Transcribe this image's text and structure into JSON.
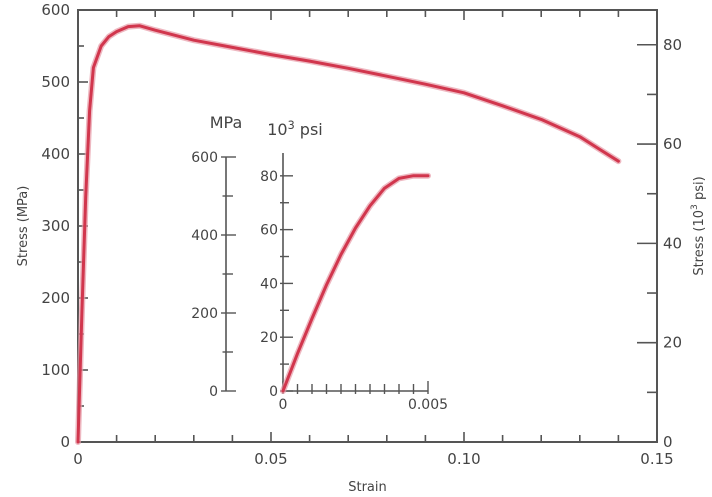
{
  "chart_data": [
    {
      "type": "line",
      "title": "",
      "xlabel": "Strain",
      "ylabel": "Stress (MPa)",
      "y2label": "Stress (10^3 psi)",
      "xlim": [
        0,
        0.15
      ],
      "ylim": [
        0,
        600
      ],
      "y2lim": [
        0,
        87
      ],
      "xticks": [
        0,
        0.05,
        0.1,
        0.15
      ],
      "xtick_labels": [
        "0",
        "0.05",
        "0.10",
        "0.15"
      ],
      "yticks": [
        0,
        100,
        200,
        300,
        400,
        500,
        600
      ],
      "ytick_labels": [
        "0",
        "100",
        "200",
        "300",
        "400",
        "500",
        "600"
      ],
      "y2ticks": [
        0,
        20,
        40,
        60,
        80
      ],
      "y2tick_labels": [
        "0",
        "20",
        "40",
        "60",
        "80"
      ],
      "grid": false,
      "series": [
        {
          "color": "#d1364d",
          "x": [
            0,
            0.001,
            0.002,
            0.003,
            0.004,
            0.006,
            0.008,
            0.01,
            0.013,
            0.016,
            0.02,
            0.03,
            0.04,
            0.05,
            0.06,
            0.07,
            0.08,
            0.09,
            0.1,
            0.11,
            0.12,
            0.13,
            0.135,
            0.14
          ],
          "y": [
            0,
            180,
            340,
            460,
            520,
            550,
            563,
            570,
            577,
            578,
            572,
            558,
            548,
            538,
            529,
            519,
            508,
            497,
            485,
            467,
            448,
            424,
            407,
            390
          ]
        }
      ]
    },
    {
      "type": "line",
      "title": "",
      "xlabel": "",
      "ylabel": "MPa",
      "y2label": "10^3 psi",
      "xlim": [
        0,
        0.005
      ],
      "ylim": [
        0,
        600
      ],
      "y2lim": [
        0,
        87
      ],
      "xticks": [
        0,
        0.005
      ],
      "xtick_labels": [
        "0",
        "0.005"
      ],
      "yticks": [
        0,
        200,
        400,
        600
      ],
      "ytick_labels": [
        "0",
        "200",
        "400",
        "600"
      ],
      "y2ticks": [
        0,
        20,
        40,
        60,
        80
      ],
      "y2tick_labels": [
        "0",
        "20",
        "40",
        "60",
        "80"
      ],
      "grid": false,
      "series": [
        {
          "color": "#d1364d",
          "x": [
            0,
            0.0005,
            0.001,
            0.0015,
            0.002,
            0.0025,
            0.003,
            0.0035,
            0.004,
            0.0045,
            0.005
          ],
          "y": [
            0,
            96,
            186,
            272,
            350,
            418,
            475,
            520,
            545,
            552,
            552
          ]
        }
      ]
    }
  ]
}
____
■ Aim:
Quote every entry exactly, with the pictures omitted.

■ Exercise output:
Transcribe this image's text and structure into JSON.
{
  "chart_data": [
    {
      "type": "line",
      "title": "",
      "xlabel": "Strain",
      "ylabel": "Stress (MPa)",
      "y2label": "Stress (10^3 psi)",
      "xlim": [
        0,
        0.15
      ],
      "ylim": [
        0,
        600
      ],
      "y2lim": [
        0,
        87
      ],
      "xticks": [
        0,
        0.05,
        0.1,
        0.15
      ],
      "xtick_labels": [
        "0",
        "0.05",
        "0.10",
        "0.15"
      ],
      "yticks": [
        0,
        100,
        200,
        300,
        400,
        500,
        600
      ],
      "ytick_labels": [
        "0",
        "100",
        "200",
        "300",
        "400",
        "500",
        "600"
      ],
      "y2ticks": [
        0,
        20,
        40,
        60,
        80
      ],
      "y2tick_labels": [
        "0",
        "20",
        "40",
        "60",
        "80"
      ],
      "grid": false,
      "series": [
        {
          "color": "#d1364d",
          "x": [
            0,
            0.001,
            0.002,
            0.003,
            0.004,
            0.006,
            0.008,
            0.01,
            0.013,
            0.016,
            0.02,
            0.03,
            0.04,
            0.05,
            0.06,
            0.07,
            0.08,
            0.09,
            0.1,
            0.11,
            0.12,
            0.13,
            0.135,
            0.14
          ],
          "y": [
            0,
            180,
            340,
            460,
            520,
            550,
            563,
            570,
            577,
            578,
            572,
            558,
            548,
            538,
            529,
            519,
            508,
            497,
            485,
            467,
            448,
            424,
            407,
            390
          ]
        }
      ]
    },
    {
      "type": "line",
      "title": "",
      "xlabel": "",
      "ylabel": "MPa",
      "y2label": "10^3 psi",
      "xlim": [
        0,
        0.005
      ],
      "ylim": [
        0,
        600
      ],
      "y2lim": [
        0,
        87
      ],
      "xticks": [
        0,
        0.005
      ],
      "xtick_labels": [
        "0",
        "0.005"
      ],
      "yticks": [
        0,
        200,
        400,
        600
      ],
      "ytick_labels": [
        "0",
        "200",
        "400",
        "600"
      ],
      "y2ticks": [
        0,
        20,
        40,
        60,
        80
      ],
      "y2tick_labels": [
        "0",
        "20",
        "40",
        "60",
        "80"
      ],
      "grid": false,
      "series": [
        {
          "color": "#d1364d",
          "x": [
            0,
            0.0005,
            0.001,
            0.0015,
            0.002,
            0.0025,
            0.003,
            0.0035,
            0.004,
            0.0045,
            0.005
          ],
          "y": [
            0,
            96,
            186,
            272,
            350,
            418,
            475,
            520,
            545,
            552,
            552
          ]
        }
      ]
    }
  ]
}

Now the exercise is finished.